### EXERCISE
Print all of the data exactly.

==== INPUT DATA

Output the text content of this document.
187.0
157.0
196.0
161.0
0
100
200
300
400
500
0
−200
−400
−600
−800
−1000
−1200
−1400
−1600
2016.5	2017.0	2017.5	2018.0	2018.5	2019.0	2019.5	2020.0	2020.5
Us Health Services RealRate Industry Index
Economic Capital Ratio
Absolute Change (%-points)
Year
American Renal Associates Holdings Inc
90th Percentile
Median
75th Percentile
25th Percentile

========

### CORRECT OUTPUT
Output the text content of this document.
187.0
157.0
196.0
161.0
0
100
200
300
400
500
0
−200
−400
−600
−800
−1000
−1200
−1400
−1600
2016.5	2017.0	2017.5	2018.0	2018.5	2019.0	2019.5	2020.0	2020.5
Us Health Services RealRate Industry Index
Economic Capital Ratio
Absolute Change (%-points)
Year
American Renal Associates Holdings Inc
90th Percentile
Median
75th Percentile
25th Percentile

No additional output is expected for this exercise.